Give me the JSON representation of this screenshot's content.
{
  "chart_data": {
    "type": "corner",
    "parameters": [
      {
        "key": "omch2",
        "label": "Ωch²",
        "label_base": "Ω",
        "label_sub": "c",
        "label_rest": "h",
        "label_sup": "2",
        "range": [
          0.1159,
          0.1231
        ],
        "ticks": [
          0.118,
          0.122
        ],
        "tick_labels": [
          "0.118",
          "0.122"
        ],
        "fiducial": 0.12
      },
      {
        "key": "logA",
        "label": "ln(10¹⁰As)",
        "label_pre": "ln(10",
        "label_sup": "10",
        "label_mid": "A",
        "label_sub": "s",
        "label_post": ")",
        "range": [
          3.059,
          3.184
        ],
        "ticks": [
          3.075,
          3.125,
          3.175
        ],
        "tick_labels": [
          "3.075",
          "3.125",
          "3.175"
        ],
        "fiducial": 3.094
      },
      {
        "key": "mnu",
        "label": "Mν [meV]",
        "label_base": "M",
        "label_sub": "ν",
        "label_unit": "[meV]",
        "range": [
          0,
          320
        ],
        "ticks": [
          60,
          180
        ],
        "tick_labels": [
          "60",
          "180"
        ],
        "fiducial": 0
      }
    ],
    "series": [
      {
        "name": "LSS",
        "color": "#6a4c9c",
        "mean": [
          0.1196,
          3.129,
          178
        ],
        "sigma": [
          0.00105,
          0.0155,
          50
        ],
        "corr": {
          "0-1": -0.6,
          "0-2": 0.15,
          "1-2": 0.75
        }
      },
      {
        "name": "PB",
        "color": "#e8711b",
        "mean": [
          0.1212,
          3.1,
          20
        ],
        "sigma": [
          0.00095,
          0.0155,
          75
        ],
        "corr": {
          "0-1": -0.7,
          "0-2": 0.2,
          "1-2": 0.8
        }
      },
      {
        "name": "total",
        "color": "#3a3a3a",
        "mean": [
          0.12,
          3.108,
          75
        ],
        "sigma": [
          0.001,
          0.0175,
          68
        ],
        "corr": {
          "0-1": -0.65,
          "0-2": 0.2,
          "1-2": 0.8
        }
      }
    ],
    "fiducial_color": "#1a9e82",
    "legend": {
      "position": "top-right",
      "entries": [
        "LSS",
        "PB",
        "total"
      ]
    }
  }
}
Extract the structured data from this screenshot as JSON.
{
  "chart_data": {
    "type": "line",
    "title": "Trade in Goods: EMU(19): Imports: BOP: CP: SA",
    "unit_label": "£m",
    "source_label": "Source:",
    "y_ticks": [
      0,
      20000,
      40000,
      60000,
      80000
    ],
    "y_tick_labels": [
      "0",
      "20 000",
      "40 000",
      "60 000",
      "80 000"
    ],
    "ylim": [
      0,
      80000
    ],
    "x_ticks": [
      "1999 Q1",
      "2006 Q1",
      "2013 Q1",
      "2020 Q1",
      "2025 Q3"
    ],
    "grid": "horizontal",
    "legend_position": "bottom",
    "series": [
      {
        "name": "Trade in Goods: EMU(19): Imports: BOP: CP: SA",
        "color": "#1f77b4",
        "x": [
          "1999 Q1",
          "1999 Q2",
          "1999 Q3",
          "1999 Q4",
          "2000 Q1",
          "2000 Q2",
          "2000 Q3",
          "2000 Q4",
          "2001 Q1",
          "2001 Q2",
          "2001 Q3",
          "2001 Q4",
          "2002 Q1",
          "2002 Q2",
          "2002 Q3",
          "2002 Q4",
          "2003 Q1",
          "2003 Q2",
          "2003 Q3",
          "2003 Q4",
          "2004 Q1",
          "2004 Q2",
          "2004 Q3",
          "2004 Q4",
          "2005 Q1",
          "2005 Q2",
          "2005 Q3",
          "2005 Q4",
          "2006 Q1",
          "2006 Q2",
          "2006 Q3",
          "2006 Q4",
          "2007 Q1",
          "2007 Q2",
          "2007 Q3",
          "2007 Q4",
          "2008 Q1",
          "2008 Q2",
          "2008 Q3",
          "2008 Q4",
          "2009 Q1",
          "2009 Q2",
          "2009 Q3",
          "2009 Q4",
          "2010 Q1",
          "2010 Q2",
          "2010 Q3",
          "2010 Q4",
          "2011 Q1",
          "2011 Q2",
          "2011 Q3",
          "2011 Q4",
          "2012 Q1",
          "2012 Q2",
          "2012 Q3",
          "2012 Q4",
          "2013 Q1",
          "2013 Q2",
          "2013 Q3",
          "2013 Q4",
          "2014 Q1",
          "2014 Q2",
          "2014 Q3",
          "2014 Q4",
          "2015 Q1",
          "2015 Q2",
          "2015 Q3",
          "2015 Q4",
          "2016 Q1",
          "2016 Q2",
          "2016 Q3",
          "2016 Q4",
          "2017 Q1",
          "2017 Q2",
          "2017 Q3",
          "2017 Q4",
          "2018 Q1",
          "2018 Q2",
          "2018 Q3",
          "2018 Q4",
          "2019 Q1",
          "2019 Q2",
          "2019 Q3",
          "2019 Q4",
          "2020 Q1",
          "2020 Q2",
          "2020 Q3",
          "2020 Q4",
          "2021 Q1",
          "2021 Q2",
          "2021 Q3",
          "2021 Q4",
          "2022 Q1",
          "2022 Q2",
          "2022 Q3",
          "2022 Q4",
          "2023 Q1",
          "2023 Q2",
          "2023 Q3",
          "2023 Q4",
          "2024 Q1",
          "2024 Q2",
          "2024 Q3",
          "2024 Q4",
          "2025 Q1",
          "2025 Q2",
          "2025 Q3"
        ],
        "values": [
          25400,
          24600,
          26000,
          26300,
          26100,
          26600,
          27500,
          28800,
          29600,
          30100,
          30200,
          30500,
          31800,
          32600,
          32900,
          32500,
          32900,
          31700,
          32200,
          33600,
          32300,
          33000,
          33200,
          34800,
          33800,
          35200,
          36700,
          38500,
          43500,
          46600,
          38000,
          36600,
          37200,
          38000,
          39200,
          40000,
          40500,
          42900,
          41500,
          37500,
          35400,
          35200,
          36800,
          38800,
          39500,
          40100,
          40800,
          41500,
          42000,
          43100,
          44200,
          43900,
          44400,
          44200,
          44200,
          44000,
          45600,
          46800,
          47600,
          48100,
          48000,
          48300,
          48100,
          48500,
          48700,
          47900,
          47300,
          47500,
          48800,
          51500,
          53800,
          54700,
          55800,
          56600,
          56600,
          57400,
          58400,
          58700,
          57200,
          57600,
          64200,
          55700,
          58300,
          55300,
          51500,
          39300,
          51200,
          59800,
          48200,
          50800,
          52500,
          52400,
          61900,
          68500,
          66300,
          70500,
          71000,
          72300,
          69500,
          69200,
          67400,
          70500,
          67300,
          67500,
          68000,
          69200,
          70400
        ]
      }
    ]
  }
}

▸ Exercise brief
Repeat all of the records above exactly as written.

▸ Solution to this exercise
Give me the JSON representation of this screenshot's content.
{
  "chart_data": {
    "type": "corner",
    "parameters": [
      {
        "key": "omch2",
        "label": "Ωch²",
        "label_base": "Ω",
        "label_sub": "c",
        "label_rest": "h",
        "label_sup": "2",
        "range": [
          0.1159,
          0.1231
        ],
        "ticks": [
          0.118,
          0.122
        ],
        "tick_labels": [
          "0.118",
          "0.122"
        ],
        "fiducial": 0.12
      },
      {
        "key": "logA",
        "label": "ln(10¹⁰As)",
        "label_pre": "ln(10",
        "label_sup": "10",
        "label_mid": "A",
        "label_sub": "s",
        "label_post": ")",
        "range": [
          3.059,
          3.184
        ],
        "ticks": [
          3.075,
          3.125,
          3.175
        ],
        "tick_labels": [
          "3.075",
          "3.125",
          "3.175"
        ],
        "fiducial": 3.094
      },
      {
        "key": "mnu",
        "label": "Mν [meV]",
        "label_base": "M",
        "label_sub": "ν",
        "label_unit": "[meV]",
        "range": [
          0,
          320
        ],
        "ticks": [
          60,
          180
        ],
        "tick_labels": [
          "60",
          "180"
        ],
        "fiducial": 0
      }
    ],
    "series": [
      {
        "name": "LSS",
        "color": "#6a4c9c",
        "mean": [
          0.1196,
          3.129,
          178
        ],
        "sigma": [
          0.00105,
          0.0155,
          50
        ],
        "corr": {
          "0-1": -0.6,
          "0-2": 0.15,
          "1-2": 0.75
        }
      },
      {
        "name": "PB",
        "color": "#e8711b",
        "mean": [
          0.1212,
          3.1,
          20
        ],
        "sigma": [
          0.00095,
          0.0155,
          75
        ],
        "corr": {
          "0-1": -0.7,
          "0-2": 0.2,
          "1-2": 0.8
        }
      },
      {
        "name": "total",
        "color": "#3a3a3a",
        "mean": [
          0.12,
          3.108,
          75
        ],
        "sigma": [
          0.001,
          0.0175,
          68
        ],
        "corr": {
          "0-1": -0.65,
          "0-2": 0.2,
          "1-2": 0.8
        }
      }
    ],
    "fiducial_color": "#1a9e82",
    "legend": {
      "position": "top-right",
      "entries": [
        "LSS",
        "PB",
        "total"
      ]
    }
  }
}
Extract the structured data from this screenshot as JSON.
{
  "chart_data": {
    "type": "line",
    "title": "Trade in Goods: EMU(19): Imports: BOP: CP: SA",
    "unit_label": "£m",
    "source_label": "Source:",
    "y_ticks": [
      0,
      20000,
      40000,
      60000,
      80000
    ],
    "y_tick_labels": [
      "0",
      "20 000",
      "40 000",
      "60 000",
      "80 000"
    ],
    "ylim": [
      0,
      80000
    ],
    "x_ticks": [
      "1999 Q1",
      "2006 Q1",
      "2013 Q1",
      "2020 Q1",
      "2025 Q3"
    ],
    "grid": "horizontal",
    "legend_position": "bottom",
    "series": [
      {
        "name": "Trade in Goods: EMU(19): Imports: BOP: CP: SA",
        "color": "#1f77b4",
        "x": [
          "1999 Q1",
          "1999 Q2",
          "1999 Q3",
          "1999 Q4",
          "2000 Q1",
          "2000 Q2",
          "2000 Q3",
          "2000 Q4",
          "2001 Q1",
          "2001 Q2",
          "2001 Q3",
          "2001 Q4",
          "2002 Q1",
          "2002 Q2",
          "2002 Q3",
          "2002 Q4",
          "2003 Q1",
          "2003 Q2",
          "2003 Q3",
          "2003 Q4",
          "2004 Q1",
          "2004 Q2",
          "2004 Q3",
          "2004 Q4",
          "2005 Q1",
          "2005 Q2",
          "2005 Q3",
          "2005 Q4",
          "2006 Q1",
          "2006 Q2",
          "2006 Q3",
          "2006 Q4",
          "2007 Q1",
          "2007 Q2",
          "2007 Q3",
          "2007 Q4",
          "2008 Q1",
          "2008 Q2",
          "2008 Q3",
          "2008 Q4",
          "2009 Q1",
          "2009 Q2",
          "2009 Q3",
          "2009 Q4",
          "2010 Q1",
          "2010 Q2",
          "2010 Q3",
          "2010 Q4",
          "2011 Q1",
          "2011 Q2",
          "2011 Q3",
          "2011 Q4",
          "2012 Q1",
          "2012 Q2",
          "2012 Q3",
          "2012 Q4",
          "2013 Q1",
          "2013 Q2",
          "2013 Q3",
          "2013 Q4",
          "2014 Q1",
          "2014 Q2",
          "2014 Q3",
          "2014 Q4",
          "2015 Q1",
          "2015 Q2",
          "2015 Q3",
          "2015 Q4",
          "2016 Q1",
          "2016 Q2",
          "2016 Q3",
          "2016 Q4",
          "2017 Q1",
          "2017 Q2",
          "2017 Q3",
          "2017 Q4",
          "2018 Q1",
          "2018 Q2",
          "2018 Q3",
          "2018 Q4",
          "2019 Q1",
          "2019 Q2",
          "2019 Q3",
          "2019 Q4",
          "2020 Q1",
          "2020 Q2",
          "2020 Q3",
          "2020 Q4",
          "2021 Q1",
          "2021 Q2",
          "2021 Q3",
          "2021 Q4",
          "2022 Q1",
          "2022 Q2",
          "2022 Q3",
          "2022 Q4",
          "2023 Q1",
          "2023 Q2",
          "2023 Q3",
          "2023 Q4",
          "2024 Q1",
          "2024 Q2",
          "2024 Q3",
          "2024 Q4",
          "2025 Q1",
          "2025 Q2",
          "2025 Q3"
        ],
        "values": [
          25400,
          24600,
          26000,
          26300,
          26100,
          26600,
          27500,
          28800,
          29600,
          30100,
          30200,
          30500,
          31800,
          32600,
          32900,
          32500,
          32900,
          31700,
          32200,
          33600,
          32300,
          33000,
          33200,
          34800,
          33800,
          35200,
          36700,
          38500,
          43500,
          46600,
          38000,
          36600,
          37200,
          38000,
          39200,
          40000,
          40500,
          42900,
          41500,
          37500,
          35400,
          35200,
          36800,
          38800,
          39500,
          40100,
          40800,
          41500,
          42000,
          43100,
          44200,
          43900,
          44400,
          44200,
          44200,
          44000,
          45600,
          46800,
          47600,
          48100,
          48000,
          48300,
          48100,
          48500,
          48700,
          47900,
          47300,
          47500,
          48800,
          51500,
          53800,
          54700,
          55800,
          56600,
          56600,
          57400,
          58400,
          58700,
          57200,
          57600,
          64200,
          55700,
          58300,
          55300,
          51500,
          39300,
          51200,
          59800,
          48200,
          50800,
          52500,
          52400,
          61900,
          68500,
          66300,
          70500,
          71000,
          72300,
          69500,
          69200,
          67400,
          70500,
          67300,
          67500,
          68000,
          69200,
          70400
        ]
      }
    ]
  }
}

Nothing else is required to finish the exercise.